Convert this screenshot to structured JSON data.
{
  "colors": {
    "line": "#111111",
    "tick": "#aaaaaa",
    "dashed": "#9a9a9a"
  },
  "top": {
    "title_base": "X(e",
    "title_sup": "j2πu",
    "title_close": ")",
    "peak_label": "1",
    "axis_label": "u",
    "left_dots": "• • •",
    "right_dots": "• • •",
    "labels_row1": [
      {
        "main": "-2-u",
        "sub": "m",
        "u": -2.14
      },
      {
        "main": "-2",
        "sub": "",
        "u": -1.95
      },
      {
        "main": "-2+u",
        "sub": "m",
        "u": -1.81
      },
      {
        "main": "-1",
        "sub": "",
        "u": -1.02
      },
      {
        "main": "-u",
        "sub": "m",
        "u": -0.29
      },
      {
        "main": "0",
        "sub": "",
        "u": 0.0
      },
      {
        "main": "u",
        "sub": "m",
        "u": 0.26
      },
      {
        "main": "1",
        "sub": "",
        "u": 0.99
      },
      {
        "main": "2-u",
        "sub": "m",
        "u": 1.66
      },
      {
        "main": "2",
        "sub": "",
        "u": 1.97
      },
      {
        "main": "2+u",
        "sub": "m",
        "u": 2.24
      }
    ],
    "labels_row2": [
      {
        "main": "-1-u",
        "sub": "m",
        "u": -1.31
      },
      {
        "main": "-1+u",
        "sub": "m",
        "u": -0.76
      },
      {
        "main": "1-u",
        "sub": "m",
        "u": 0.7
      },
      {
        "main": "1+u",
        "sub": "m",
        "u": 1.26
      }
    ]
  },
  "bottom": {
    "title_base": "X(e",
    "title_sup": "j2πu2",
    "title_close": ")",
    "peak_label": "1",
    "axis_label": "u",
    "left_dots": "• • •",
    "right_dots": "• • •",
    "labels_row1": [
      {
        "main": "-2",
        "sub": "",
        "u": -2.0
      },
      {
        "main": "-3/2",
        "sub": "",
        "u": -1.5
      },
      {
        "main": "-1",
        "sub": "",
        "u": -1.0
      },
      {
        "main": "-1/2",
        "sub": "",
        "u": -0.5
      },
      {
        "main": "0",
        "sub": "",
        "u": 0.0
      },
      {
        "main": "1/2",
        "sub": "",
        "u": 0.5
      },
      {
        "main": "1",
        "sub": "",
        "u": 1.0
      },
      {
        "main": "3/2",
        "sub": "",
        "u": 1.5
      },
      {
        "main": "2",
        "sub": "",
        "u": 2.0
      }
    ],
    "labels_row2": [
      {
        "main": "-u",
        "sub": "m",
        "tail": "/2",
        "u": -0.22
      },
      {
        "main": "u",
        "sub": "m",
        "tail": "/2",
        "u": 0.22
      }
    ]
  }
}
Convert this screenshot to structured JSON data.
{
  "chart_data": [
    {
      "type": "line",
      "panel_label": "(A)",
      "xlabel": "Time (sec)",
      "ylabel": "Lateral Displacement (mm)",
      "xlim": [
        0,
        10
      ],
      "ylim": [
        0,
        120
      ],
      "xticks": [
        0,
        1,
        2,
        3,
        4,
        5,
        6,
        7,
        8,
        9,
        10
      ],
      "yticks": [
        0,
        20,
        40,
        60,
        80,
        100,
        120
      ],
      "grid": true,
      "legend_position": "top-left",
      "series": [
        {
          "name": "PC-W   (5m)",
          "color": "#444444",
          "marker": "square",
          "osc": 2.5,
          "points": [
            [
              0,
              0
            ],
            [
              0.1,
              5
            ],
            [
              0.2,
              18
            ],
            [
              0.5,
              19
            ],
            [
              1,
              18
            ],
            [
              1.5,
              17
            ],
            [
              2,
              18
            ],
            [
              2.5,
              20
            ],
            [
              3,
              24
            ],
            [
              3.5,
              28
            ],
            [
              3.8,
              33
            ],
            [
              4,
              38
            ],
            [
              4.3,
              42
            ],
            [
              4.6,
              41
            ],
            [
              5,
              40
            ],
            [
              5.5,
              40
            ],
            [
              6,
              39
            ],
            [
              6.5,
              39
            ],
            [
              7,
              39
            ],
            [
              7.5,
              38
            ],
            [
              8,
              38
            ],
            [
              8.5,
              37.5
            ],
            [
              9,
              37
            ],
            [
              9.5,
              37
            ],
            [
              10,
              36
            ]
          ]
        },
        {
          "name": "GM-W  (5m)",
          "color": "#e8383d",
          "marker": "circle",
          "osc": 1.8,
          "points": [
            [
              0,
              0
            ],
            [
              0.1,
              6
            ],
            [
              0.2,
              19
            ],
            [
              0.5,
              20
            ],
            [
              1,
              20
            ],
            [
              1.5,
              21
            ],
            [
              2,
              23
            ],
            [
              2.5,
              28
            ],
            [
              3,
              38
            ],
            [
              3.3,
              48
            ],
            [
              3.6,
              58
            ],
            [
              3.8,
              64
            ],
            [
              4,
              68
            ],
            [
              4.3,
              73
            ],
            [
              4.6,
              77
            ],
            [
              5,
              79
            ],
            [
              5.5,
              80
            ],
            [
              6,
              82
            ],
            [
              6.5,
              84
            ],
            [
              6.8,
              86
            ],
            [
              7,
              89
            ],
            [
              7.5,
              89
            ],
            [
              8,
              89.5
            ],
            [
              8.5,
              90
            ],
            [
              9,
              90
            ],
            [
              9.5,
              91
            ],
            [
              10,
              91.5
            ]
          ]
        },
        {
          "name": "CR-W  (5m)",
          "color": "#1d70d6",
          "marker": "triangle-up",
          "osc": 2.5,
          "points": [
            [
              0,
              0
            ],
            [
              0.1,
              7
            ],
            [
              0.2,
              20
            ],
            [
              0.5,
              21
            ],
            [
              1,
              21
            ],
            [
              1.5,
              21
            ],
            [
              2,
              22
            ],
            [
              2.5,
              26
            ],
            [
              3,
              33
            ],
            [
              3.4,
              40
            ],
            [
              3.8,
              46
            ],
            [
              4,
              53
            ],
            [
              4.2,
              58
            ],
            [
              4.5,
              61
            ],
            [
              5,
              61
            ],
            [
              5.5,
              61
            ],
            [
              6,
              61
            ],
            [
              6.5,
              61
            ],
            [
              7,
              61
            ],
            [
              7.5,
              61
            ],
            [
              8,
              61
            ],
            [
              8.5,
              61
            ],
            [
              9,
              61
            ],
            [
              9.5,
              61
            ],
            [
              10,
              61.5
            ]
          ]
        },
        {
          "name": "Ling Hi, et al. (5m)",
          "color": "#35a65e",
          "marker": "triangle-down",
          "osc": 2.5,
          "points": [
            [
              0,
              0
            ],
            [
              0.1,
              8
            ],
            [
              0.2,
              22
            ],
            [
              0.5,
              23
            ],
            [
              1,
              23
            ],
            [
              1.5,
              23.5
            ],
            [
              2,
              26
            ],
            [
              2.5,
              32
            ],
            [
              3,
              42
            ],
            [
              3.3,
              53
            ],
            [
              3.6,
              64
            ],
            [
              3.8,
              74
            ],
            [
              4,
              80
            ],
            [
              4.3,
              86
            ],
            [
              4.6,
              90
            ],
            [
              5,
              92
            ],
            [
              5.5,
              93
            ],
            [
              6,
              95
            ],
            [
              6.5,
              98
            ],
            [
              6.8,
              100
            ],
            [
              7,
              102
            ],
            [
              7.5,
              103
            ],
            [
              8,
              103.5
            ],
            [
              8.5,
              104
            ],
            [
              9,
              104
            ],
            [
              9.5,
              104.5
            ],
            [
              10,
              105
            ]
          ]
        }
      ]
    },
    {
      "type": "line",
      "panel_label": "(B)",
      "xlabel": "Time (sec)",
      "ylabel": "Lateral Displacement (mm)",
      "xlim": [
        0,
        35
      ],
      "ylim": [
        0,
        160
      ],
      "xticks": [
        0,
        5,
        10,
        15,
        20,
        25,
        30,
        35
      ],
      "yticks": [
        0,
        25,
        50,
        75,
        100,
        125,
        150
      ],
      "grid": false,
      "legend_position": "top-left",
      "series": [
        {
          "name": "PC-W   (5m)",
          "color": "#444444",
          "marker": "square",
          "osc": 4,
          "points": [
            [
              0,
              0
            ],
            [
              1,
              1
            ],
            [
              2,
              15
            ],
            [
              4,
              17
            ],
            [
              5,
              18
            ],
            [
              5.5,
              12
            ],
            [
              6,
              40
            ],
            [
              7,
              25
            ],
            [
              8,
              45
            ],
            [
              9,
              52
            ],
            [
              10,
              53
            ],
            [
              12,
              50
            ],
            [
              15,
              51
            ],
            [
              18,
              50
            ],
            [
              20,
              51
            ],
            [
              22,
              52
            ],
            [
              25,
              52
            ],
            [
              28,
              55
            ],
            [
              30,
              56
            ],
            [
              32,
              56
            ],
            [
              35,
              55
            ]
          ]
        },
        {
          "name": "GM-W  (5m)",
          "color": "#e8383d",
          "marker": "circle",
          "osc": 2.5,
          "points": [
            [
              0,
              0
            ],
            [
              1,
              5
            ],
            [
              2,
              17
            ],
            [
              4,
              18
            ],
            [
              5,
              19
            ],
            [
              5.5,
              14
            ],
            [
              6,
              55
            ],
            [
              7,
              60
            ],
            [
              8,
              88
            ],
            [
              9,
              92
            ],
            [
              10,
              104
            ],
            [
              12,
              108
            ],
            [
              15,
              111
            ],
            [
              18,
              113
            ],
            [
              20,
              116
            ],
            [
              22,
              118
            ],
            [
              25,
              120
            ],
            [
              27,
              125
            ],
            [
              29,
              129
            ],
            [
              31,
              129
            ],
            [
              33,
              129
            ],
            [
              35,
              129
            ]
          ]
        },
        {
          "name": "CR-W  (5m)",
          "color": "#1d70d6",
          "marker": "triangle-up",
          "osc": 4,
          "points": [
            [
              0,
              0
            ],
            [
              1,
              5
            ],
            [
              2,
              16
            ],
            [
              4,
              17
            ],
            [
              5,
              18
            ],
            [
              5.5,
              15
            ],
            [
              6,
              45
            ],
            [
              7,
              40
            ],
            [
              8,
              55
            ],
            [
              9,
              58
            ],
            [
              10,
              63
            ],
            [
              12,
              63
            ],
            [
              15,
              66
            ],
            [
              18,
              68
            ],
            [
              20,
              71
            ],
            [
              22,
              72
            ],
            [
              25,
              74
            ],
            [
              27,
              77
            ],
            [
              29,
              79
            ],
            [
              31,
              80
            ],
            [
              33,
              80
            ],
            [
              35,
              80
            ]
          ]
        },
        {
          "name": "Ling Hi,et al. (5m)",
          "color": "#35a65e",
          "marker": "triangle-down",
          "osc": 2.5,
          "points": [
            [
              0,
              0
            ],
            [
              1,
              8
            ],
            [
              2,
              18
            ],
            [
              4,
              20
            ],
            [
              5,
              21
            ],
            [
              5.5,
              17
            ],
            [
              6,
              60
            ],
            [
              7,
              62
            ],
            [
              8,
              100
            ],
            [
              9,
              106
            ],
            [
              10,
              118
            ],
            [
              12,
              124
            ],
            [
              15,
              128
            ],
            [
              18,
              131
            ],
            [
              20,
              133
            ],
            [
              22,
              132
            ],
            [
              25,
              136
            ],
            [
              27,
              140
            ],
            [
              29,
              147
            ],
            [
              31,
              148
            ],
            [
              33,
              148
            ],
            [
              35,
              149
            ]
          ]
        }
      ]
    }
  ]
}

## Goal
Count the lines in the records above that hold the word "Ling", and give only that number.

## The result
2